▶ _DATASET ENTRIES_:
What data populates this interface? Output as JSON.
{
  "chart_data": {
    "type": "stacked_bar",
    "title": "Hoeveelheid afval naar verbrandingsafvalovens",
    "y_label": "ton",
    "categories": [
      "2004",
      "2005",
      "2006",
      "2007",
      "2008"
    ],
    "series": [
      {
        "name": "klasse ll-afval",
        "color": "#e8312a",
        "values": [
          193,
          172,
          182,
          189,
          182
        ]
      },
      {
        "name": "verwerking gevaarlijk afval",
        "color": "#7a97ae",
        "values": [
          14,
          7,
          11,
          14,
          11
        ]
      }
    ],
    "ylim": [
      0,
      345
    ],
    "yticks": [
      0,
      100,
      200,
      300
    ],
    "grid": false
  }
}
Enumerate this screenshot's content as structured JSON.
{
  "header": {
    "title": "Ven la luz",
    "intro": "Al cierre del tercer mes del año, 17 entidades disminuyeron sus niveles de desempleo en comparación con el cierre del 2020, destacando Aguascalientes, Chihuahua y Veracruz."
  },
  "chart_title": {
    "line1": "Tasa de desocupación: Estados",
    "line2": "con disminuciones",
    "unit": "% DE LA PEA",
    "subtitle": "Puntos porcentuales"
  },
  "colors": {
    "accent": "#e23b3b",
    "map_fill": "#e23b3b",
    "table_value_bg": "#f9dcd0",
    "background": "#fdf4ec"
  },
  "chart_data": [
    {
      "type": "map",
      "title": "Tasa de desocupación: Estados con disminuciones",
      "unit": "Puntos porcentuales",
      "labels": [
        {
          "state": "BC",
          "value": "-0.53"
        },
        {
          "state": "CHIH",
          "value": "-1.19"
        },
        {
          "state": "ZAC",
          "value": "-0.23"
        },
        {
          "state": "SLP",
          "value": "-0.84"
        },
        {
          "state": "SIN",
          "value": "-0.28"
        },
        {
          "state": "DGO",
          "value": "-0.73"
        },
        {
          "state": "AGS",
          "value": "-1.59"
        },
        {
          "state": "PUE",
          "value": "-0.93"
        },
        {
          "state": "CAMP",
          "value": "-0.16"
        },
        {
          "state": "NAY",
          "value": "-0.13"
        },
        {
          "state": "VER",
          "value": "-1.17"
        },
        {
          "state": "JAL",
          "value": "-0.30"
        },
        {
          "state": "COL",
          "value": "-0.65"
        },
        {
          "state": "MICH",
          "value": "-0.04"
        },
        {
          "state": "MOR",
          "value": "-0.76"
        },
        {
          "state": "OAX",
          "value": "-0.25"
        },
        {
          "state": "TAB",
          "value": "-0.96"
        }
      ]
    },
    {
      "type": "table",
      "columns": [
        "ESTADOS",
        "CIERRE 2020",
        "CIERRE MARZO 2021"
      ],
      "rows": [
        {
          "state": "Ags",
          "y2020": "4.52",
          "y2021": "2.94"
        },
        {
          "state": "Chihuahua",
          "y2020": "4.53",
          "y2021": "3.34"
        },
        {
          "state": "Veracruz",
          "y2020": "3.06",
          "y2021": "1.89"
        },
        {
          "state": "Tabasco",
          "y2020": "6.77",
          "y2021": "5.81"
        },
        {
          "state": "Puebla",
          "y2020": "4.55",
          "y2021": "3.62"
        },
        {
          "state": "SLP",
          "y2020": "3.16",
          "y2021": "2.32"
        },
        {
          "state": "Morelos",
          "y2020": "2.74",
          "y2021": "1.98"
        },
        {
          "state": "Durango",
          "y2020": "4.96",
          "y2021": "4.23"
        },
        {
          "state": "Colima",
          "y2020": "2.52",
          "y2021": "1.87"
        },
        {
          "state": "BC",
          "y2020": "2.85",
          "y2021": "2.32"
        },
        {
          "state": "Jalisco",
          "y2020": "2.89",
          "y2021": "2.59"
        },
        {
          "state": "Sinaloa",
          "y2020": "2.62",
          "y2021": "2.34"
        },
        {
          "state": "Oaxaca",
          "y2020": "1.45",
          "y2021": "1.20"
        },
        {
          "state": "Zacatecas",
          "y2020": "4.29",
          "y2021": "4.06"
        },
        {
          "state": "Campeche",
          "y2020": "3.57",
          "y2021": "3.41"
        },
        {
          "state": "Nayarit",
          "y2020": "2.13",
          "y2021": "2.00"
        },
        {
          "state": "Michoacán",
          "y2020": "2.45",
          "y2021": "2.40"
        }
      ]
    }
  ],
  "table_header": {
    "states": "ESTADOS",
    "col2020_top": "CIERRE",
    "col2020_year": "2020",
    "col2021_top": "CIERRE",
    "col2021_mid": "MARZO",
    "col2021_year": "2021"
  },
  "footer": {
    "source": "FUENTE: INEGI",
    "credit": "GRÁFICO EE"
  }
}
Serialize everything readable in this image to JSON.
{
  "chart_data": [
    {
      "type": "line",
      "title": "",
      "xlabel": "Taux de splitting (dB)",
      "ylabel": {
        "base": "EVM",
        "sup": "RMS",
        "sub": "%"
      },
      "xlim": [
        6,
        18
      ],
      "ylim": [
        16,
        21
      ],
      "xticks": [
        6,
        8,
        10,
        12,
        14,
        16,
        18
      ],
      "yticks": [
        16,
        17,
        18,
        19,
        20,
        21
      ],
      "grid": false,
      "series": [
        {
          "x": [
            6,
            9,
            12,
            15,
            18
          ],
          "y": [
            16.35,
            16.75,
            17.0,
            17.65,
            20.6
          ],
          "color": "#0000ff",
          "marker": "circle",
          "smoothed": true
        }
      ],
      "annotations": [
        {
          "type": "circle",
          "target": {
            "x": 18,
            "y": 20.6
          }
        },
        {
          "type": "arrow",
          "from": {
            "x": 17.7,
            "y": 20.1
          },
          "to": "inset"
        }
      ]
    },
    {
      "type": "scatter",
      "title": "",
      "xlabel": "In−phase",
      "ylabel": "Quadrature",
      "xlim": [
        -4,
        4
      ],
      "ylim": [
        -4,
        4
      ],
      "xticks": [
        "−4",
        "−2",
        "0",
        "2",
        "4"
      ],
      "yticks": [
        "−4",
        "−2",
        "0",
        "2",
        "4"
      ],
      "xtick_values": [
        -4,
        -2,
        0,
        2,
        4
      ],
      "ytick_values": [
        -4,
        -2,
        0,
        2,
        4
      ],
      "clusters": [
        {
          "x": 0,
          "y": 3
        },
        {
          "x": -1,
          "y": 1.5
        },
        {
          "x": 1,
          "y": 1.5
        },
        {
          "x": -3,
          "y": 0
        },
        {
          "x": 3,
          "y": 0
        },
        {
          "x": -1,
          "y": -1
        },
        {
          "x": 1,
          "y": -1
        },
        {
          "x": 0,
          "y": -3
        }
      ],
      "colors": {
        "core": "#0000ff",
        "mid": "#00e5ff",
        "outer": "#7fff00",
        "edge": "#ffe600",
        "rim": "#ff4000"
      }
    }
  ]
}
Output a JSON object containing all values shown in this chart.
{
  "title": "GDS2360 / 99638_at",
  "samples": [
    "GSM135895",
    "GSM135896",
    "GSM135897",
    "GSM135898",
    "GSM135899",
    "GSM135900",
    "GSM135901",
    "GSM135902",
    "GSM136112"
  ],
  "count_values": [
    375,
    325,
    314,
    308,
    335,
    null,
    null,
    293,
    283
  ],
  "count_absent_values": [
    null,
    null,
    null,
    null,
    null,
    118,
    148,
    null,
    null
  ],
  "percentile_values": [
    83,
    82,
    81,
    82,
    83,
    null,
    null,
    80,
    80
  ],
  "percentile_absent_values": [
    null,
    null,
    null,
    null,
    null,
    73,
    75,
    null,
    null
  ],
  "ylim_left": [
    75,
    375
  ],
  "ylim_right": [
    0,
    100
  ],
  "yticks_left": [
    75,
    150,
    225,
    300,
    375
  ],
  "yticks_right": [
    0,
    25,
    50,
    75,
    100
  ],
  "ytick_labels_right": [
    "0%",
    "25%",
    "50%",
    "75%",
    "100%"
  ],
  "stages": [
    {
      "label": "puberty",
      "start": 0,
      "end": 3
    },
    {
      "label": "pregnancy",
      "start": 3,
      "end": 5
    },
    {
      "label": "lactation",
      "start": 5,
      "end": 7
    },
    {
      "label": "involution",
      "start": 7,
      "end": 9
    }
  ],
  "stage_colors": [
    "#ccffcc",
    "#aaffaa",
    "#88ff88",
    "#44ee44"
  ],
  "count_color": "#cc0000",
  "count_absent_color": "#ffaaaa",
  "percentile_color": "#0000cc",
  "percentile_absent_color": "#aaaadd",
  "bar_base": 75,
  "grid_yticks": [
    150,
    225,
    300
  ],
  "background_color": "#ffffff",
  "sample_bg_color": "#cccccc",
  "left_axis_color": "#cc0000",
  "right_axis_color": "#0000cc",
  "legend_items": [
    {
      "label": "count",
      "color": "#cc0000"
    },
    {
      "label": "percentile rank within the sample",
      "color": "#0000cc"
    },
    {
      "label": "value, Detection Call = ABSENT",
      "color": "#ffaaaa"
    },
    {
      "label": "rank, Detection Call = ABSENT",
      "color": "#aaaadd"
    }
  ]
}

▶ _TASK DETAILS_: From the entries above, copy out every line where the string "MARZO" appears.

▶ _ANSWER TO THE EXERCISE_:
        "CIERRE MARZO 2021"
    "col2021_mid": "MARZO",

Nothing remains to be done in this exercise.